Exercise goal: Reproduce the listing word for word. Skip any image.
>> start Dataset entries
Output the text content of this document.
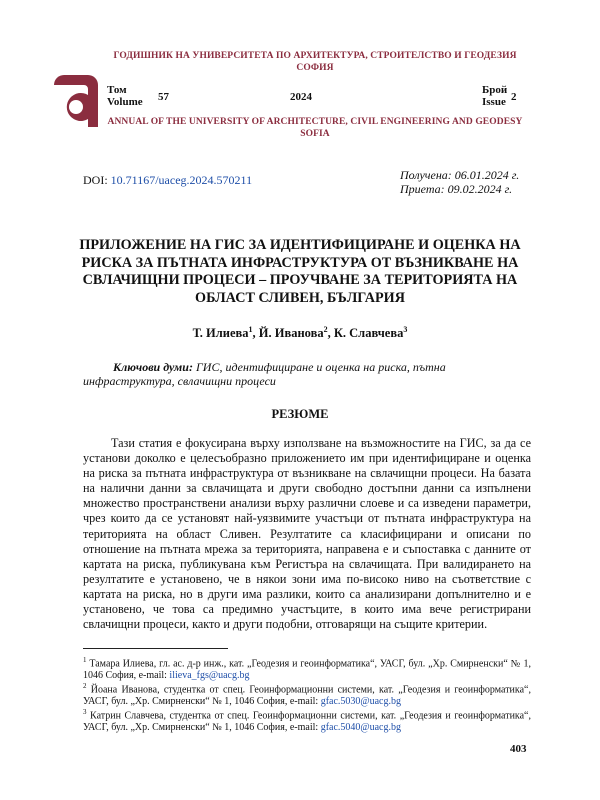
ГОДИШНИК НА УНИВЕРСИТЕТА ПО АРХИТЕКТУРА, СТРОИТЕЛСТВО И ГЕОДЕЗИЯ СОФИЯ
Том
Volume 57	2024
Брой
Issue 2
ANNUAL OF THE UNIVERSITY OF ARCHITECTURE, CIVIL ENGINEERING AND GEODESY SOFIA
DOI: 10.71167/uaceg.2024.570211	Получена: 06.01.2024 г.
Приета: 09.02.2024 г.
ПРИЛОЖЕНИЕ НА ГИС ЗА ИДЕНТИФИЦИРАНЕ И ОЦЕНКА НА РИСКА ЗА ПЪТНАТА ИНФРАСТРУКТУРА ОТ ВЪЗНИКВАНЕ НА СВЛАЧИЩНИ ПРОЦЕСИ – ПРОУЧВАНЕ ЗА ТЕРИТОРИЯТА НА ОБЛАСТ СЛИВЕН, БЪЛГАРИЯ
Т. Илиева$^1$, Й. Иванова$^2$, К. Славчева$^3$
Ключови думи: ГИС, идентифициране и оценка на риска, пътна инфраструктура, свлачищни процеси
РЕЗЮМЕ
Тази статия е фокусирана върху използване на възможностите на ГИС, за да се установи доколко е целесъобразно приложението им при идентифициране и оценка на риска за пътната инфраструктура от възникване на свлачищни процеси. На базата на налични данни за свлачищата и други свободно достъпни данни са изпълнени множество пространствени анализи върху различни слоеве и са изведени параметри, чрез които да се установят най-уязвимите участъци от пътната инфраструктура на територията на област Сливен. Резултатите са класифицирани и описани по отношение на пътната мрежа за територията, направена е и съпоставка с данните от картата на риска, публикувана към Регистъра на свлачищата. При валидирането на резултатите е установено, че в някои зони има по-високо ниво на съответствие с картата на риска, но в други има разлики, които са анализирани допълнително и е установено, че това са предимно участъците, в които има вече регистрирани свлачищни процеси, както и други подобни, отговарящи на същите критерии.
$^1$ Тамара Илиева, гл. ас. д-р инж., кат. „Геодезия и геоинформатика“, УАСГ, бул. „Хр. Смирненски“ № 1, 1046 София, e-mail: ilieva_fgs@uacg.bg
$^2$ Йоана Иванова, студентка от спец. Геоинформационни системи, кат. „Геодезия и геоинформатика“, УАСГ, бул. „Хр. Смирненски“ № 1, 1046 София, e-mail: gfac.5030@uacg.bg
$^3$ Катрин Славчева, студентка от спец. Геоинформационни системи, кат. „Геодезия и геоинформатика“, УАСГ, бул. „Хр. Смирненски“ № 1, 1046 София, e-mail: gfac.5040@uacg.bg
403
>> end Dataset entries
Problem solution:
Output the text content of this document.
ГОДИШНИК НА УНИВЕРСИТЕТА ПО АРХИТЕКТУРА, СТРОИТЕЛСТВО И ГЕОДЕЗИЯ СОФИЯ
Том
Volume 57	2024
Брой
Issue 2
ANNUAL OF THE UNIVERSITY OF ARCHITECTURE, CIVIL ENGINEERING AND GEODESY SOFIA
DOI: 10.71167/uaceg.2024.570211	Получена: 06.01.2024 г.
Приета: 09.02.2024 г.
ПРИЛОЖЕНИЕ НА ГИС ЗА ИДЕНТИФИЦИРАНЕ И ОЦЕНКА НА РИСКА ЗА ПЪТНАТА ИНФРАСТРУКТУРА ОТ ВЪЗНИКВАНЕ НА СВЛАЧИЩНИ ПРОЦЕСИ – ПРОУЧВАНЕ ЗА ТЕРИТОРИЯТА НА ОБЛАСТ СЛИВЕН, БЪЛГАРИЯ
Т. Илиева$^1$, Й. Иванова$^2$, К. Славчева$^3$
Ключови думи: ГИС, идентифициране и оценка на риска, пътна инфраструктура, свлачищни процеси
РЕЗЮМЕ
Тази статия е фокусирана върху използване на възможностите на ГИС, за да се установи доколко е целесъобразно приложението им при идентифициране и оценка на риска за пътната инфраструктура от възникване на свлачищни процеси. На базата на налични данни за свлачищата и други свободно достъпни данни са изпълнени множество пространствени анализи върху различни слоеве и са изведени параметри, чрез които да се установят най-уязвимите участъци от пътната инфраструктура на територията на област Сливен. Резултатите са класифицирани и описани по отношение на пътната мрежа за територията, направена е и съпоставка с данните от картата на риска, публикувана към Регистъра на свлачищата. При валидирането на резултатите е установено, че в някои зони има по-високо ниво на съответствие с картата на риска, но в други има разлики, които са анализирани допълнително и е установено, че това са предимно участъците, в които има вече регистрирани свлачищни процеси, както и други подобни, отговарящи на същите критерии.
$^1$ Тамара Илиева, гл. ас. д-р инж., кат. „Геодезия и геоинформатика“, УАСГ, бул. „Хр. Смирненски“ № 1, 1046 София, e-mail: ilieva_fgs@uacg.bg
$^2$ Йоана Иванова, студентка от спец. Геоинформационни системи, кат. „Геодезия и геоинформатика“, УАСГ, бул. „Хр. Смирненски“ № 1, 1046 София, e-mail: gfac.5030@uacg.bg
$^3$ Катрин Славчева, студентка от спец. Геоинформационни системи, кат. „Геодезия и геоинформатика“, УАСГ, бул. „Хр. Смирненски“ № 1, 1046 София, e-mail: gfac.5040@uacg.bg
403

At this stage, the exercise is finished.